Extracted data entries
•••

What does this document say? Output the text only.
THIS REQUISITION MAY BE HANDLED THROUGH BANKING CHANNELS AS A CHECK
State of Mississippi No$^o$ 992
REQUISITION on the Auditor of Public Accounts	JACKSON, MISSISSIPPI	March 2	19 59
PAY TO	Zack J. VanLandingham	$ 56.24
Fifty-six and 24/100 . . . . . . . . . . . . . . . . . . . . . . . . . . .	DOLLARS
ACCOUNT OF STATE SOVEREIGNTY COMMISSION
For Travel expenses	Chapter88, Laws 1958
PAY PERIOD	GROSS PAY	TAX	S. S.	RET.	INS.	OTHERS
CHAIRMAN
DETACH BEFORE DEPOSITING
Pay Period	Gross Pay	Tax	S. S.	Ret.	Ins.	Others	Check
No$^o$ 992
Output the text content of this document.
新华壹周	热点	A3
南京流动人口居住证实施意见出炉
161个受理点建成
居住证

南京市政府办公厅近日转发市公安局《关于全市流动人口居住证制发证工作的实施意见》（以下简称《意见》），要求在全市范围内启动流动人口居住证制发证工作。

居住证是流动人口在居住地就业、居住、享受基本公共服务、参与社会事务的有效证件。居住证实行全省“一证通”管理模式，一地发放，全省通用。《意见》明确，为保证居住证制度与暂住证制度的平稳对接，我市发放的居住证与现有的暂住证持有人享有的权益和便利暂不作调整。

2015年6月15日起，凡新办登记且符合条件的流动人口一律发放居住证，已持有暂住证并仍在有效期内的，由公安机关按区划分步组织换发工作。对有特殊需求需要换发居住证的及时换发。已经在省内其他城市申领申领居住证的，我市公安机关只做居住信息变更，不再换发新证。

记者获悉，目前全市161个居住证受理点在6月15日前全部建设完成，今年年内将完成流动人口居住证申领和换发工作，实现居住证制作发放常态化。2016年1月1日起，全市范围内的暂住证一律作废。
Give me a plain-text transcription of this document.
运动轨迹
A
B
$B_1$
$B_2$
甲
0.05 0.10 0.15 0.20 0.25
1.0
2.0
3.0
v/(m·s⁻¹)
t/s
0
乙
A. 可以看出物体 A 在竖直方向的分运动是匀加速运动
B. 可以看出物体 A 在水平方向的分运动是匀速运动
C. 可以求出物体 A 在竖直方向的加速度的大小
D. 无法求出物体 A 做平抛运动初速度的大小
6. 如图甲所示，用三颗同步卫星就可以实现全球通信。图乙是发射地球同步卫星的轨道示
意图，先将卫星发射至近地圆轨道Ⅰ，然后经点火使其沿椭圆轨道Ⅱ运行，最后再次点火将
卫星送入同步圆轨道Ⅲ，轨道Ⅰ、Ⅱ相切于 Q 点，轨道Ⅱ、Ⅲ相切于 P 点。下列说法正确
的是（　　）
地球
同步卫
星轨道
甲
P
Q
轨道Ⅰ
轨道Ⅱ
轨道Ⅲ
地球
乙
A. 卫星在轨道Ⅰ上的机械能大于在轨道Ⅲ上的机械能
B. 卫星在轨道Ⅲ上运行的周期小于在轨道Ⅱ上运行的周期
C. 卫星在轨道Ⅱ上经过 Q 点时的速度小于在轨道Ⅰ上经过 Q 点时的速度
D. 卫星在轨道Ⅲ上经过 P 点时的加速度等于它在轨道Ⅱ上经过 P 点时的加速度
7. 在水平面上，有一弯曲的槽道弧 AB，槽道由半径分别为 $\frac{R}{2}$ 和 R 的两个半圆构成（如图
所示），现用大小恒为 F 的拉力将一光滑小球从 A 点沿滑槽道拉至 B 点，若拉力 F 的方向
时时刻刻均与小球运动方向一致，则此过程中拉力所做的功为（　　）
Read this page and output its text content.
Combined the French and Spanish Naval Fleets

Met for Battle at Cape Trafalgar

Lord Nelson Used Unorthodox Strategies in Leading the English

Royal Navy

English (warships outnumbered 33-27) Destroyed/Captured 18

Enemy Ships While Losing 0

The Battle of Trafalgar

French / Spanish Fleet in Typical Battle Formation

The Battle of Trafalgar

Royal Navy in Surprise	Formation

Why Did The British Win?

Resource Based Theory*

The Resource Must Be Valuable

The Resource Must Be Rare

•••

Every line above should be printed again exactly as it stands.

What does this document say? Output the text only.
THIS REQUISITION MAY BE HANDLED THROUGH BANKING CHANNELS AS A CHECK
State of Mississippi No$^o$ 992
REQUISITION on the Auditor of Public Accounts	JACKSON, MISSISSIPPI	March 2	19 59
PAY TO	Zack J. VanLandingham	$ 56.24
Fifty-six and 24/100 . . . . . . . . . . . . . . . . . . . . . . . . . . .	DOLLARS
ACCOUNT OF STATE SOVEREIGNTY COMMISSION
For Travel expenses	Chapter88, Laws 1958
PAY PERIOD	GROSS PAY	TAX	S. S.	RET.	INS.	OTHERS
CHAIRMAN
DETACH BEFORE DEPOSITING
Pay Period	Gross Pay	Tax	S. S.	Ret.	Ins.	Others	Check
No$^o$ 992
Output the text content of this document.
新华壹周	热点	A3
南京流动人口居住证实施意见出炉
161个受理点建成
居住证

南京市政府办公厅近日转发市公安局《关于全市流动人口居住证制发证工作的实施意见》（以下简称《意见》），要求在全市范围内启动流动人口居住证制发证工作。

居住证是流动人口在居住地就业、居住、享受基本公共服务、参与社会事务的有效证件。居住证实行全省“一证通”管理模式，一地发放，全省通用。《意见》明确，为保证居住证制度与暂住证制度的平稳对接，我市发放的居住证与现有的暂住证持有人享有的权益和便利暂不作调整。

2015年6月15日起，凡新办登记且符合条件的流动人口一律发放居住证，已持有暂住证并仍在有效期内的，由公安机关按区划分步组织换发工作。对有特殊需求需要换发居住证的及时换发。已经在省内其他城市申领申领居住证的，我市公安机关只做居住信息变更，不再换发新证。

记者获悉，目前全市161个居住证受理点在6月15日前全部建设完成，今年年内将完成流动人口居住证申领和换发工作，实现居住证制作发放常态化。2016年1月1日起，全市范围内的暂住证一律作废。
Give me a plain-text transcription of this document.
运动轨迹
A
B
$B_1$
$B_2$
甲
0.05 0.10 0.15 0.20 0.25
1.0
2.0
3.0
v/(m·s⁻¹)
t/s
0
乙
A. 可以看出物体 A 在竖直方向的分运动是匀加速运动
B. 可以看出物体 A 在水平方向的分运动是匀速运动
C. 可以求出物体 A 在竖直方向的加速度的大小
D. 无法求出物体 A 做平抛运动初速度的大小
6. 如图甲所示，用三颗同步卫星就可以实现全球通信。图乙是发射地球同步卫星的轨道示
意图，先将卫星发射至近地圆轨道Ⅰ，然后经点火使其沿椭圆轨道Ⅱ运行，最后再次点火将
卫星送入同步圆轨道Ⅲ，轨道Ⅰ、Ⅱ相切于 Q 点，轨道Ⅱ、Ⅲ相切于 P 点。下列说法正确
的是（　　）
地球
同步卫
星轨道
甲
P
Q
轨道Ⅰ
轨道Ⅱ
轨道Ⅲ
地球
乙
A. 卫星在轨道Ⅰ上的机械能大于在轨道Ⅲ上的机械能
B. 卫星在轨道Ⅲ上运行的周期小于在轨道Ⅱ上运行的周期
C. 卫星在轨道Ⅱ上经过 Q 点时的速度小于在轨道Ⅰ上经过 Q 点时的速度
D. 卫星在轨道Ⅲ上经过 P 点时的加速度等于它在轨道Ⅱ上经过 P 点时的加速度
7. 在水平面上，有一弯曲的槽道弧 AB，槽道由半径分别为 $\frac{R}{2}$ 和 R 的两个半圆构成（如图
所示），现用大小恒为 F 的拉力将一光滑小球从 A 点沿滑槽道拉至 B 点，若拉力 F 的方向
时时刻刻均与小球运动方向一致，则此过程中拉力所做的功为（　　）
Read this page and output its text content.
Combined the French and Spanish Naval Fleets

Met for Battle at Cape Trafalgar

Lord Nelson Used Unorthodox Strategies in Leading the English

Royal Navy

English (warships outnumbered 33-27) Destroyed/Captured 18

Enemy Ships While Losing 0

The Battle of Trafalgar

French / Spanish Fleet in Typical Battle Formation

The Battle of Trafalgar

Royal Navy in Surprise	Formation

Why Did The British Win?

Resource Based Theory*

The Resource Must Be Valuable

The Resource Must Be Rare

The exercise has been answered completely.